*Task instructions*
Keep only the lines of the data below that contain "yang", and copy them.

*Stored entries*
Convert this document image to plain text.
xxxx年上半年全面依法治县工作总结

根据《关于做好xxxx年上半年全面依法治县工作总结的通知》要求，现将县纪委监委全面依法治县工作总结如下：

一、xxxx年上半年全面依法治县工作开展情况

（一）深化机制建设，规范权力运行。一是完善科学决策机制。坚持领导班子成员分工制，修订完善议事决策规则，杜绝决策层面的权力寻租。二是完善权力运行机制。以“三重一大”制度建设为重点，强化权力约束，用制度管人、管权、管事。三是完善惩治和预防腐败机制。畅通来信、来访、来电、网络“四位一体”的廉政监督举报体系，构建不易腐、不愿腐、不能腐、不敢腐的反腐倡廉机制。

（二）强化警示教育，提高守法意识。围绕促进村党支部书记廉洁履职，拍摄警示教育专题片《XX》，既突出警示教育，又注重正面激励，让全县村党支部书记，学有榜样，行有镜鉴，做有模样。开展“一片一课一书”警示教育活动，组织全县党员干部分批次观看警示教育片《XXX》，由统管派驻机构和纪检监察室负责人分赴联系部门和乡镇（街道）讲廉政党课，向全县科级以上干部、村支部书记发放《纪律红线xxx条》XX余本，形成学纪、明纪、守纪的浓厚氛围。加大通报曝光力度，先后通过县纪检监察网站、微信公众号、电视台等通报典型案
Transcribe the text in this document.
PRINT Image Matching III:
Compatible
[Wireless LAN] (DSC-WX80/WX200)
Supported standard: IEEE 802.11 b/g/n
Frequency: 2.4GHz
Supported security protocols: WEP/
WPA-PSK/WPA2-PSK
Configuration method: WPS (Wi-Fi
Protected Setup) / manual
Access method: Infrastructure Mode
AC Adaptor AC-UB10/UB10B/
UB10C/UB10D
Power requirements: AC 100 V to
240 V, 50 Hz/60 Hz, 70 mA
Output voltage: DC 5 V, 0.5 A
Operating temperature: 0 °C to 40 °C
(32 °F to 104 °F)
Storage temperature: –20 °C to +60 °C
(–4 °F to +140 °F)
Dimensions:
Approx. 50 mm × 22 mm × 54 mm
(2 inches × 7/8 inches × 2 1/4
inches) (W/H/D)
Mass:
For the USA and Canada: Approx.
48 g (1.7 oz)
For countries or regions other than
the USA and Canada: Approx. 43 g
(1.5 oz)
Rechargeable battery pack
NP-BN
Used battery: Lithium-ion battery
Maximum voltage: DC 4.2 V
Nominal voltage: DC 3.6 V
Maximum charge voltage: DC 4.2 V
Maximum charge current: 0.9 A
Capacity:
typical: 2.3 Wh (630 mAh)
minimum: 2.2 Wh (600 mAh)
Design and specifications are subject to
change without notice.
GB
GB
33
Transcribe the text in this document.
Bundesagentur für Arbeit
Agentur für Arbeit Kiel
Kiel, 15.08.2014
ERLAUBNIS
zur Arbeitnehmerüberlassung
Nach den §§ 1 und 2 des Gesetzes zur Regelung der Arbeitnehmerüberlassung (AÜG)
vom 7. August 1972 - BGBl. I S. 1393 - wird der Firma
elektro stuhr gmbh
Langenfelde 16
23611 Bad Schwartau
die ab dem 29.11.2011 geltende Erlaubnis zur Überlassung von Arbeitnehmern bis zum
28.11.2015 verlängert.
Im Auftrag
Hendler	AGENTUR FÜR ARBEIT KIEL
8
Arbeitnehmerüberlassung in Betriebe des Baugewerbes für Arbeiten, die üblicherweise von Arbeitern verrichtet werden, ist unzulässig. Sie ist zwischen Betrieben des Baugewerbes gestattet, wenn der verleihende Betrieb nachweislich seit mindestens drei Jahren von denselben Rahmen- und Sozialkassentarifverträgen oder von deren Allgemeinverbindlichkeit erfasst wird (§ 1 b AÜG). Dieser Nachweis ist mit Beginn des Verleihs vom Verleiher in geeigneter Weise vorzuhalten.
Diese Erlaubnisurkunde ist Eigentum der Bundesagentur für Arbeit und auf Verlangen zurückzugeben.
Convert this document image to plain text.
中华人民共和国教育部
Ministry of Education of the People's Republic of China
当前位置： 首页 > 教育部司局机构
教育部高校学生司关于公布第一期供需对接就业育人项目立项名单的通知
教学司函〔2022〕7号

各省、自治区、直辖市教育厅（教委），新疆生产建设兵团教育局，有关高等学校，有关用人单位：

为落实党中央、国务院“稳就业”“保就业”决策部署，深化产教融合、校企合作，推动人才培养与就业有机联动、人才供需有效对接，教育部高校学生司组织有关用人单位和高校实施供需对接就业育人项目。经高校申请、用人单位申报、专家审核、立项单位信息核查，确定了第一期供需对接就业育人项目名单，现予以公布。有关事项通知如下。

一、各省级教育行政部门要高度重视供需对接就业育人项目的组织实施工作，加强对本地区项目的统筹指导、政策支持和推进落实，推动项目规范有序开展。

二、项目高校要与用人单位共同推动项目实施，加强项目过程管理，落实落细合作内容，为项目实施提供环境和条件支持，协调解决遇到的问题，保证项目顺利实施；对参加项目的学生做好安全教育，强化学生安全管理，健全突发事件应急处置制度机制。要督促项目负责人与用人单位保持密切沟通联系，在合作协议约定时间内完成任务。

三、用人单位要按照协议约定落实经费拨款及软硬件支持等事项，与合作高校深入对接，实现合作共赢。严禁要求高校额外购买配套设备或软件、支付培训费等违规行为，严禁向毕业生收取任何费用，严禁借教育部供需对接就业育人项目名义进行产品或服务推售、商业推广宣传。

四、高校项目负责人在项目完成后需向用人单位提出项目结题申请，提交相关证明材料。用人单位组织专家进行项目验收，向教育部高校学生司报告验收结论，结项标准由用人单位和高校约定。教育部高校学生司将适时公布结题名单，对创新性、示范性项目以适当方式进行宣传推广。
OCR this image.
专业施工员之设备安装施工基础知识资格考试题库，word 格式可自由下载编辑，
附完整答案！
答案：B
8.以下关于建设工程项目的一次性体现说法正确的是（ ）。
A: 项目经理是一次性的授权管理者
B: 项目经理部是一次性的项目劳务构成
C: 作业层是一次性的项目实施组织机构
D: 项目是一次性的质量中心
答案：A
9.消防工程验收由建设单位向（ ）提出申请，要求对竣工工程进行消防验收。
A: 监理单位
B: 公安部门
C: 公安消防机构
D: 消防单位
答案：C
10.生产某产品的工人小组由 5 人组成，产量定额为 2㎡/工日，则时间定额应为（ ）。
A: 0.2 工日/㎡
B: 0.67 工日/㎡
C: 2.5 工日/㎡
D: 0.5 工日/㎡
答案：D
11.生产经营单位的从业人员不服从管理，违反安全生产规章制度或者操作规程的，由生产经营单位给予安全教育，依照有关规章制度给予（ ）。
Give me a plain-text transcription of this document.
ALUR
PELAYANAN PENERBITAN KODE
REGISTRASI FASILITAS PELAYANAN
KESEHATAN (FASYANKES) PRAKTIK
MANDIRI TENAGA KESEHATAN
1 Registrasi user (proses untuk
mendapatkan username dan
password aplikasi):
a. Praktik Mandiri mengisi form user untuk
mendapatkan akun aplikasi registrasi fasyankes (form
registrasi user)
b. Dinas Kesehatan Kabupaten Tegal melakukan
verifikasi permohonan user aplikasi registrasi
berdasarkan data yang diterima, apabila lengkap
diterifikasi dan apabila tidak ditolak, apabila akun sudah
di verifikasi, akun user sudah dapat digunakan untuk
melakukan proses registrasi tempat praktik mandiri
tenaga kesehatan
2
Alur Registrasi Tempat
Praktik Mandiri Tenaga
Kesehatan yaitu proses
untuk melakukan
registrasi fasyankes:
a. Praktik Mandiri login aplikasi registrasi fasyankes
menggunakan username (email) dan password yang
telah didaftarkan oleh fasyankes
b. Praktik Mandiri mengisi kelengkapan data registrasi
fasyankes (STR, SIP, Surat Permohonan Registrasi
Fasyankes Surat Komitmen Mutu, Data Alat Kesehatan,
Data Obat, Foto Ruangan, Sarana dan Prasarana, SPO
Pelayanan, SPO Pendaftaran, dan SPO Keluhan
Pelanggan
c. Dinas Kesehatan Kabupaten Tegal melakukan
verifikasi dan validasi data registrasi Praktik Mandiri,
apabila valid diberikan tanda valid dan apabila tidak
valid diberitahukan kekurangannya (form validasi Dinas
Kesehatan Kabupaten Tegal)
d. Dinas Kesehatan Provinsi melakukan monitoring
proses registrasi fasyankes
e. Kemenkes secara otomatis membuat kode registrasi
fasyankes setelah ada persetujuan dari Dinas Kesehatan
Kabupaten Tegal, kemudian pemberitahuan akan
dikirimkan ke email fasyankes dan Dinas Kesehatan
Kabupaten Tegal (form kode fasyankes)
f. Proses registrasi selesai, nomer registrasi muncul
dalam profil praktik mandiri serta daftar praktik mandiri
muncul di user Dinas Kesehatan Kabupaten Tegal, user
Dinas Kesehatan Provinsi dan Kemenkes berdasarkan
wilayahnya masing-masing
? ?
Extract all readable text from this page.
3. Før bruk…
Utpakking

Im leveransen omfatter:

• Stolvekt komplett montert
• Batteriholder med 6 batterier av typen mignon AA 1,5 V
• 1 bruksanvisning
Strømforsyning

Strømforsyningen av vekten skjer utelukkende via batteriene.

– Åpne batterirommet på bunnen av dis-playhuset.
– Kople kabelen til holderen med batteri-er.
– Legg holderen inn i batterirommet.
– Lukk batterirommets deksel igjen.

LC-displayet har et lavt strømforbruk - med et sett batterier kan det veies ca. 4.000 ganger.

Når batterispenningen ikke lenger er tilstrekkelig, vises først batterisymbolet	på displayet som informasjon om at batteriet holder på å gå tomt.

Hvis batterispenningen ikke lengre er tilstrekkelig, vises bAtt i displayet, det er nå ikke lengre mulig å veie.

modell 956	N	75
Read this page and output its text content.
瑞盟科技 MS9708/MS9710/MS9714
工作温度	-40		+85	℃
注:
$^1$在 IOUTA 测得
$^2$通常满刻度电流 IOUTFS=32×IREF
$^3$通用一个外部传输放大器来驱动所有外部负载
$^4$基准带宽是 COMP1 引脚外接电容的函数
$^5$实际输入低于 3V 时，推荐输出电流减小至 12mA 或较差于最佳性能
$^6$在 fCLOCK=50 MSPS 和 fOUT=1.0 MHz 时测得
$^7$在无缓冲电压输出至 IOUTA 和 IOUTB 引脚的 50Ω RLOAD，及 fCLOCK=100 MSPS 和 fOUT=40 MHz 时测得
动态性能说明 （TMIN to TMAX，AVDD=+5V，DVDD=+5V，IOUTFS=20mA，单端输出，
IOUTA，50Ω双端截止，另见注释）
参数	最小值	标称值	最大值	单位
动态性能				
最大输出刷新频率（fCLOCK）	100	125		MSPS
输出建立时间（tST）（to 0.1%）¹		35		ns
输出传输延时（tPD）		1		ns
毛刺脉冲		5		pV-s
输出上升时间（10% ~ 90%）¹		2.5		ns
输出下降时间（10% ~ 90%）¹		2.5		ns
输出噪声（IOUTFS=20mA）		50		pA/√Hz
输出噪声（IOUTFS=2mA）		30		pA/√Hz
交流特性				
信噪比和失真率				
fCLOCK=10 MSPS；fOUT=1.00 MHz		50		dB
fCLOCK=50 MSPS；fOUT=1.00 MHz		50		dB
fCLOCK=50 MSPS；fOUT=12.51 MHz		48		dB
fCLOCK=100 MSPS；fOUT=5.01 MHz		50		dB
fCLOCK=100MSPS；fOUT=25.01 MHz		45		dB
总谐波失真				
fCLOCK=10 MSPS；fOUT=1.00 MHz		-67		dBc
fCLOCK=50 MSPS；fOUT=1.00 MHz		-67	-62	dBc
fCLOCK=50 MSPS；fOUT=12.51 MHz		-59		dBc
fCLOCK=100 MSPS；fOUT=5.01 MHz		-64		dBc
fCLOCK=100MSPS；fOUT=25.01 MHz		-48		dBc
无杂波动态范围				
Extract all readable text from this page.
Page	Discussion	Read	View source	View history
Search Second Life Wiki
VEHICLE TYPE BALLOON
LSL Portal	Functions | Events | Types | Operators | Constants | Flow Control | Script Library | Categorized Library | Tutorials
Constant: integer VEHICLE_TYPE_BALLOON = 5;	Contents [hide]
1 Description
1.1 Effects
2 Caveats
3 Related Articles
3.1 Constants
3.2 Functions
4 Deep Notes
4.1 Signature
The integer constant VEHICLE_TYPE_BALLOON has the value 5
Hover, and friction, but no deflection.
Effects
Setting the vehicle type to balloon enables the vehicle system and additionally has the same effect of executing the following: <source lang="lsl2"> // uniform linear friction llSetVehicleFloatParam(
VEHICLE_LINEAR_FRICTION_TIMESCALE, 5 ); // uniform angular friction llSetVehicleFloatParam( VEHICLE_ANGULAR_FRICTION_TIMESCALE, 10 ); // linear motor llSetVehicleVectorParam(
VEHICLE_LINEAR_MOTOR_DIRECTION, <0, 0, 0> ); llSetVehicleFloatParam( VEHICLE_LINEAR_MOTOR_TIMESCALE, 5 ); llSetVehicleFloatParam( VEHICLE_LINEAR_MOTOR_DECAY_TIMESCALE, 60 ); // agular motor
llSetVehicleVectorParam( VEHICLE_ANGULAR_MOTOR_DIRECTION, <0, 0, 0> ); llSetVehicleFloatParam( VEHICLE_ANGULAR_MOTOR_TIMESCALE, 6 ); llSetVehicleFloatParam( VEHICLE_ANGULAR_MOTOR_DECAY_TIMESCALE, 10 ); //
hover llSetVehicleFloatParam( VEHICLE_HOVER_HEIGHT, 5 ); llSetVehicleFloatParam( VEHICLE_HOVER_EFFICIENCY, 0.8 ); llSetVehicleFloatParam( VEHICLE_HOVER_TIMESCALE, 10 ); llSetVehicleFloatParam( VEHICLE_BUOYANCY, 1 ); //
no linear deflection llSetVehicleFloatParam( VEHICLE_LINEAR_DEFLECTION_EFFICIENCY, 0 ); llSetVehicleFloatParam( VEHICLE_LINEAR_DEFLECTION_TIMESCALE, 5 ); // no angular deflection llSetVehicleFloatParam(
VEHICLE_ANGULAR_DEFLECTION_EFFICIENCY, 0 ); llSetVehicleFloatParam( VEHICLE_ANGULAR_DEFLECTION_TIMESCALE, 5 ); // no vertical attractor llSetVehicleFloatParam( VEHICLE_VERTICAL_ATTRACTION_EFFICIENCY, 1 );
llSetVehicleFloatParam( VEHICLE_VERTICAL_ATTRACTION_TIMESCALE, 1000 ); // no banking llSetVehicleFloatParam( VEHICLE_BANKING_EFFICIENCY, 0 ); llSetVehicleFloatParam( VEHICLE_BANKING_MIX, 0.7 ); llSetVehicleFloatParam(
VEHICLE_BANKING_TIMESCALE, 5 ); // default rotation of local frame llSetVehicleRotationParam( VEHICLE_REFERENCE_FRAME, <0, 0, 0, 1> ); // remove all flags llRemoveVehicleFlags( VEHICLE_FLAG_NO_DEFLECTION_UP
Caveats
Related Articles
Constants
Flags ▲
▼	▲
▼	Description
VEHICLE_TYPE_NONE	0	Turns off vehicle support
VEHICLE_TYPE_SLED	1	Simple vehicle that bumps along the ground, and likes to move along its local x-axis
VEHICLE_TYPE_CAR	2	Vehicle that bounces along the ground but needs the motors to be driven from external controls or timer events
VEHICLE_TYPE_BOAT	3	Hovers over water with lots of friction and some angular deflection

*Correct output*
berdasarkan data yang diterima, apabila lengkap
menggunakan username (email) dan password yang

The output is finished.